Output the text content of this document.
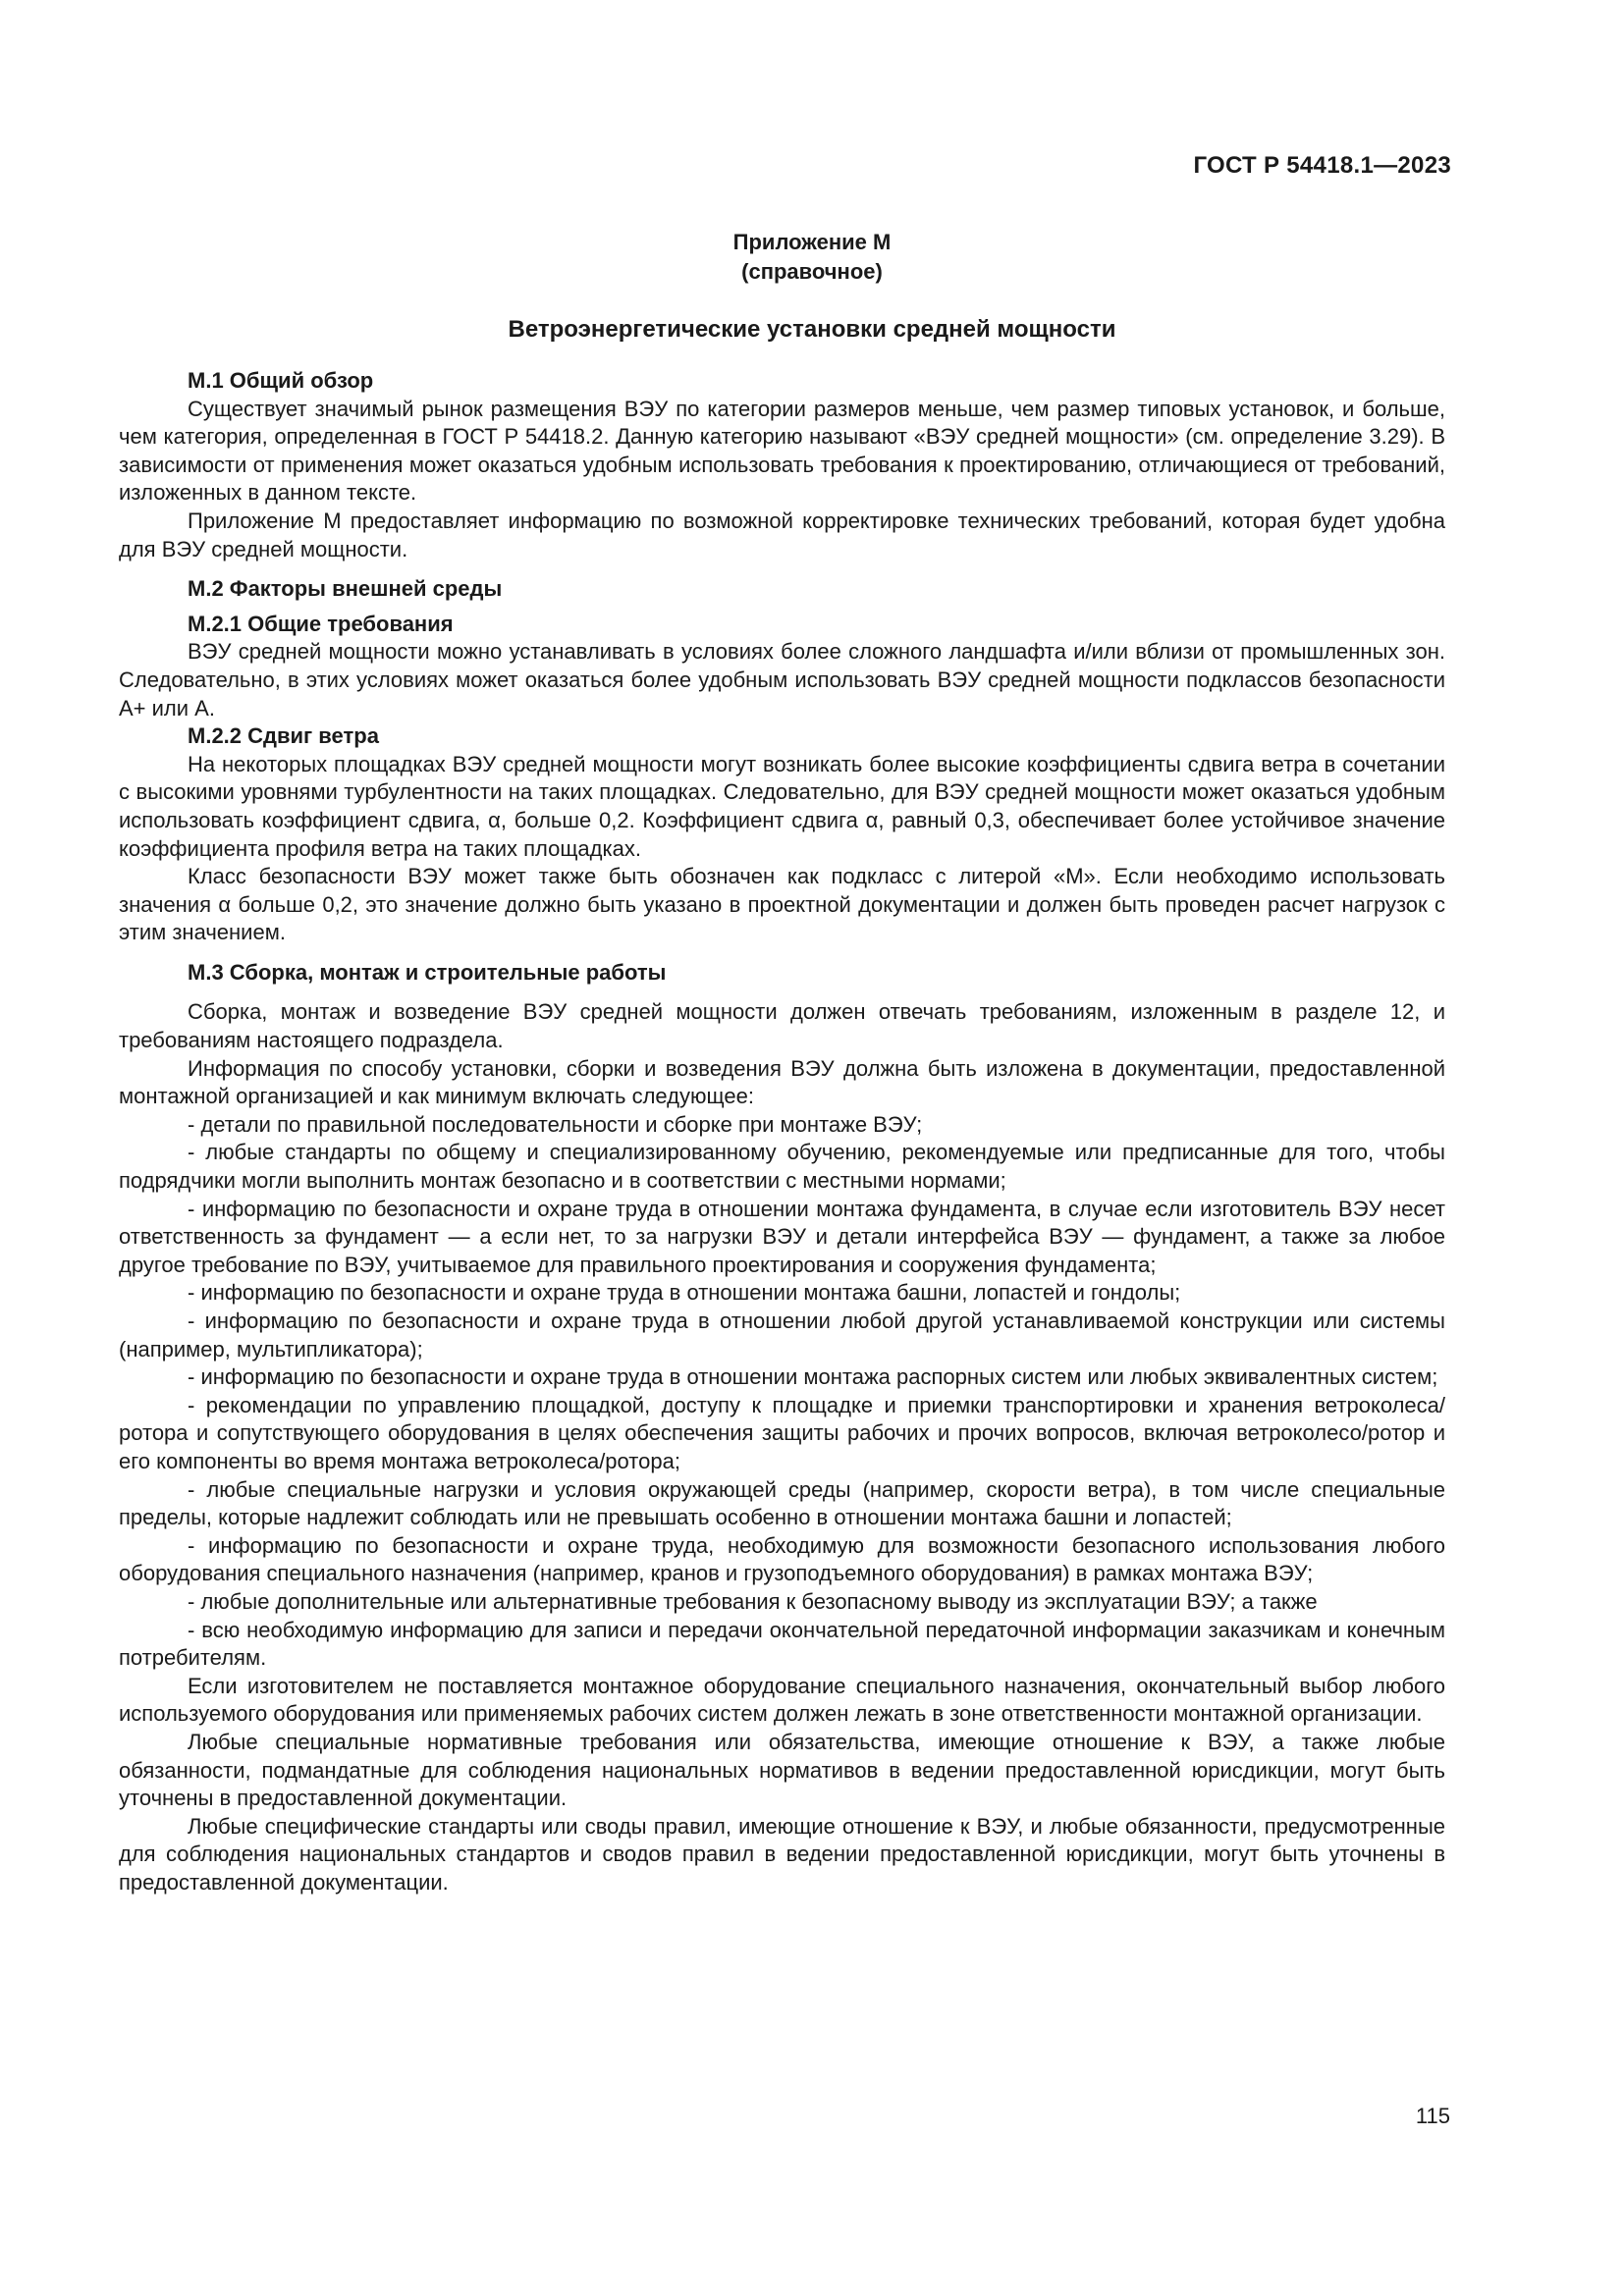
ГОСТ Р 54418.1—2023
Приложение М
(справочное)
Ветроэнергетические установки средней мощности

М.1 Общий обзор

Существует значимый рынок размещения ВЭУ по категории размеров меньше, чем размер типовых установок, и больше, чем категория, определенная в ГОСТ Р 54418.2. Данную категорию называют «ВЭУ средней мощности» (см. определение 3.29). В зависимости от применения может оказаться удобным использовать требования к проектированию, отличающиеся от требований, изложенных в данном тексте.

Приложение М предоставляет информацию по возможной корректировке технических требований, которая будет удобна для ВЭУ средней мощности.

М.2 Факторы внешней среды

М.2.1 Общие требования

ВЭУ средней мощности можно устанавливать в условиях более сложного ландшафта и/или вблизи от промышленных зон. Следовательно, в этих условиях может оказаться более удобным использовать ВЭУ средней мощности подклассов безопасности А+ или А.

М.2.2 Сдвиг ветра

На некоторых площадках ВЭУ средней мощности могут возникать более высокие коэффициенты сдвига ветра в сочетании с высокими уровнями турбулентности на таких площадках. Следовательно, для ВЭУ средней мощности может оказаться удобным использовать коэффициент сдвига, α, больше 0,2. Коэффициент сдвига α, равный 0,3, обеспечивает более устойчивое значение коэффициента профиля ветра на таких площадках.

Класс безопасности ВЭУ может также быть обозначен как подкласс с литерой «М». Если необходимо использовать значения α больше 0,2, это значение должно быть указано в проектной документации и должен быть проведен расчет нагрузок с этим значением.

М.3 Сборка, монтаж и строительные работы

Сборка, монтаж и возведение ВЭУ средней мощности должен отвечать требованиям, изложенным в разделе 12, и требованиям настоящего подраздела.

Информация по способу установки, сборки и возведения ВЭУ должна быть изложена в документации, предоставленной монтажной организацией и как минимум включать следующее:

- детали по правильной последовательности и сборке при монтаже ВЭУ;

- любые стандарты по общему и специализированному обучению, рекомендуемые или предписанные для того, чтобы подрядчики могли выполнить монтаж безопасно и в соответствии с местными нормами;

- информацию по безопасности и охране труда в отношении монтажа фундамента, в случае если изготовитель ВЭУ несет ответственность за фундамент — а если нет, то за нагрузки ВЭУ и детали интерфейса ВЭУ — фундамент, а также за любое другое требование по ВЭУ, учитываемое для правильного проектирования и сооружения фундамента;

- информацию по безопасности и охране труда в отношении монтажа башни, лопастей и гондолы;

- информацию по безопасности и охране труда в отношении любой другой устанавливаемой конструкции или системы (например, мультипликатора);

- информацию по безопасности и охране труда в отношении монтажа распорных систем или любых эквивалентных систем;

- рекомендации по управлению площадкой, доступу к площадке и приемки транспортировки и хранения ветроколеса/ротора и сопутствующего оборудования в целях обеспечения защиты рабочих и прочих вопросов, включая ветроколесо/ротор и его компоненты во время монтажа ветроколеса/ротора;

- любые специальные нагрузки и условия окружающей среды (например, скорости ветра), в том числе специальные пределы, которые надлежит соблюдать или не превышать особенно в отношении монтажа башни и лопастей;

- информацию по безопасности и охране труда, необходимую для возможности безопасного использования любого оборудования специального назначения (например, кранов и грузоподъемного оборудования) в рамках монтажа ВЭУ;

- любые дополнительные или альтернативные требования к безопасному выводу из эксплуатации ВЭУ; а также

- всю необходимую информацию для записи и передачи окончательной передаточной информации заказчикам и конечным потребителям.

Если изготовителем не поставляется монтажное оборудование специального назначения, окончательный выбор любого используемого оборудования или применяемых рабочих систем должен лежать в зоне ответственности монтажной организации.

Любые специальные нормативные требования или обязательства, имеющие отношение к ВЭУ, а также любые обязанности, подмандатные для соблюдения национальных нормативов в ведении предоставленной юрисдикции, могут быть уточнены в предоставленной документации.

Любые специфические стандарты или своды правил, имеющие отношение к ВЭУ, и любые обязанности, предусмотренные для соблюдения национальных стандартов и сводов правил в ведении предоставленной юрисдикции, могут быть уточнены в предоставленной документации.

115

###

# [Written instruction]
Locate the lines above that contain "необходимую" and copy them.

# [Full output]
- информацию по безопасности и охране труда, необходимую для возможности безопасного использования любого оборудования специального назначения (например, кранов и грузоподъемного оборудования) в рамках монтажа ВЭУ;
- всю необходимую информацию для записи и передачи окончательной передаточной информации заказчикам и конечным потребителям.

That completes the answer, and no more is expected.